*** Article

Bruce George MP, now chairman of the House of Commons Defence Committee, will investigate "the most shameful and stupid decision" of the last government, in the autumn.

The NAO report on the sale of the 57,000 houses to the Annington group of companies, led by the Japanese bank Nomura, for pounds 1,662m reveals that the price charged was between pounds 77m and pounds 139m below the value of retaining them. Furthermore, the MoD has had to pay to lease them back, pay rent on them, and is responsible for maintenance and improvements, as well as the administrative cost and responsibility of allocating them to service families.

"I find it difficult to express coherently my continuing anger at the sale which was deeply insulting to servicemen and women," Mr George said. "It was insensitive, stupid and financially and politically motivated to gain resources for the general election. As time goes on this persistent folly will be more and more revealed."

******

> Work instructions:
(a) Translate this sentence from the article about the housing sale into Spanish: "As time goes on this persistent folly will be more and more revealed."
(b) In the listing, copy out everything from the line containing "x-tick-label: 0.5 <box>157 366 178 383</box>" down to the line containing "Where is each", both of those lines included.

*** Data to use

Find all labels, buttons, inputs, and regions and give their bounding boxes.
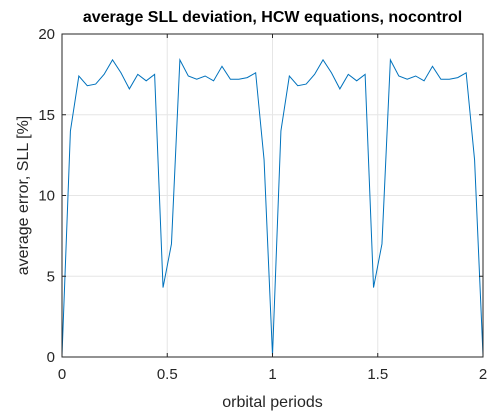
x-tick-label: 0.5 <box>157 366 178 383</box>
y-tick-label: 0 <box>47 349 55 366</box>
y-tick-label: 15 <box>38 107 55 124</box>
x-tick-label: 0 <box>58 366 66 383</box>
x-tick-label: 1.5 <box>367 366 388 383</box>
chart-title: average SLL deviation, HCW equations, no… <box>83 9 462 26</box>
y-axis-label: average error, SLL [%] <box>15 116 32 276</box>
x-axis-label: orbital periods <box>222 394 323 411</box>
x-tick-label: 1 <box>268 366 276 383</box>
y-tick-label: 20 <box>38 26 55 43</box>
y-tick-label: 5 <box>47 268 55 285</box>
y-tick-label: 10 <box>38 188 55 205</box>
grid <box>61 33 484 358</box>
x-tick-label: 2 <box>479 366 487 383</box>
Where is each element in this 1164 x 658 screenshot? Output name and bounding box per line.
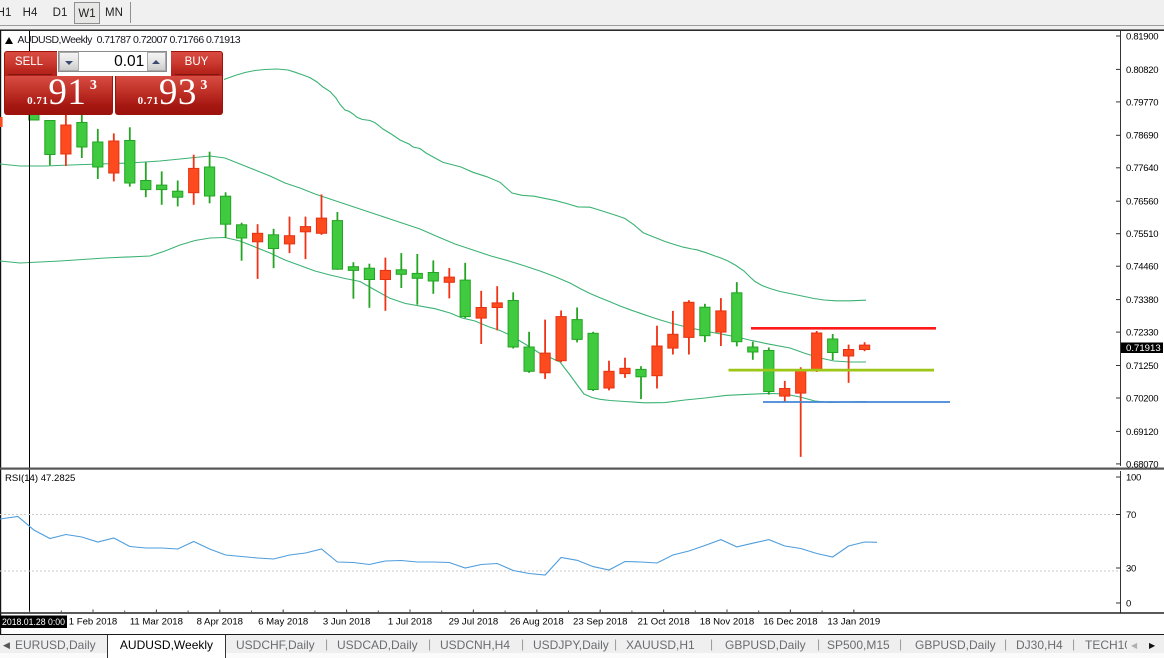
svg-text:0.77640: 0.77640 xyxy=(1126,163,1158,174)
svg-text:RSI(14) 47.2825: RSI(14) 47.2825 xyxy=(5,473,75,484)
svg-text:0: 0 xyxy=(1126,598,1131,609)
svg-text:21 Oct 2018: 21 Oct 2018 xyxy=(637,617,689,628)
svg-text:0.71250: 0.71250 xyxy=(1126,361,1158,372)
svg-text:1 Feb 2018: 1 Feb 2018 xyxy=(69,617,118,628)
svg-text:2018.01.28 0:00: 2018.01.28 0:00 xyxy=(2,617,65,628)
svg-text:16 Dec 2018: 16 Dec 2018 xyxy=(763,617,817,628)
svg-text:0.80820: 0.80820 xyxy=(1126,65,1158,76)
svg-text:26 Aug 2018: 26 Aug 2018 xyxy=(510,617,564,628)
svg-text:0.71913: 0.71913 xyxy=(1126,343,1161,354)
svg-text:0.75510: 0.75510 xyxy=(1126,229,1158,240)
svg-text:0.76560: 0.76560 xyxy=(1126,197,1158,208)
svg-text:8 Apr 2018: 8 Apr 2018 xyxy=(197,617,243,628)
svg-text:1 Jul 2018: 1 Jul 2018 xyxy=(388,617,432,628)
svg-text:0.74460: 0.74460 xyxy=(1126,262,1158,273)
svg-text:100: 100 xyxy=(1126,472,1141,483)
svg-text:0.72330: 0.72330 xyxy=(1126,328,1158,339)
svg-text:0.73380: 0.73380 xyxy=(1126,295,1158,306)
svg-text:0.68070: 0.68070 xyxy=(1126,459,1158,470)
svg-text:18 Nov 2018: 18 Nov 2018 xyxy=(700,617,754,628)
svg-text:13 Jan 2019: 13 Jan 2019 xyxy=(827,617,880,628)
svg-text:0.69120: 0.69120 xyxy=(1126,427,1158,438)
svg-text:0.78690: 0.78690 xyxy=(1126,131,1158,142)
svg-text:0.81900: 0.81900 xyxy=(1126,31,1158,42)
svg-text:29 Jul 2018: 29 Jul 2018 xyxy=(449,617,499,628)
svg-text:23 Sep 2018: 23 Sep 2018 xyxy=(573,617,627,628)
svg-text:6 May 2018: 6 May 2018 xyxy=(258,617,308,628)
svg-text:11 Mar 2018: 11 Mar 2018 xyxy=(130,617,183,628)
svg-text:3 Jun 2018: 3 Jun 2018 xyxy=(323,617,370,628)
svg-text:0.79770: 0.79770 xyxy=(1126,97,1158,108)
svg-text:0.70200: 0.70200 xyxy=(1126,393,1158,404)
svg-text:30: 30 xyxy=(1126,563,1136,574)
svg-text:70: 70 xyxy=(1126,510,1136,521)
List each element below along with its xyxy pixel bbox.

******

> Answers:
(a) Con el paso del tiempo, esta persistente insensatez quedará cada vez más al descubierto.

(b)
x-tick-label: 0.5 <box>157 366 178 383</box>
y-tick-label: 0 <box>47 349 55 366</box>
y-tick-label: 15 <box>38 107 55 124</box>
x-tick-label: 0 <box>58 366 66 383</box>
x-tick-label: 1.5 <box>367 366 388 383</box>
chart-title: average SLL deviation, HCW equations, no… <box>83 9 462 26</box>
y-axis-label: average error, SLL [%] <box>15 116 32 276</box>
x-axis-label: orbital periods <box>222 394 323 411</box>
x-tick-label: 1 <box>268 366 276 383</box>
y-tick-label: 20 <box>38 26 55 43</box>
y-tick-label: 5 <box>47 268 55 285</box>
y-tick-label: 10 <box>38 188 55 205</box>
grid <box>61 33 484 358</box>
x-tick-label: 2 <box>479 366 487 383</box>
Where is each element in this 1164 x 658 screenshot? Output name and bounding box per line.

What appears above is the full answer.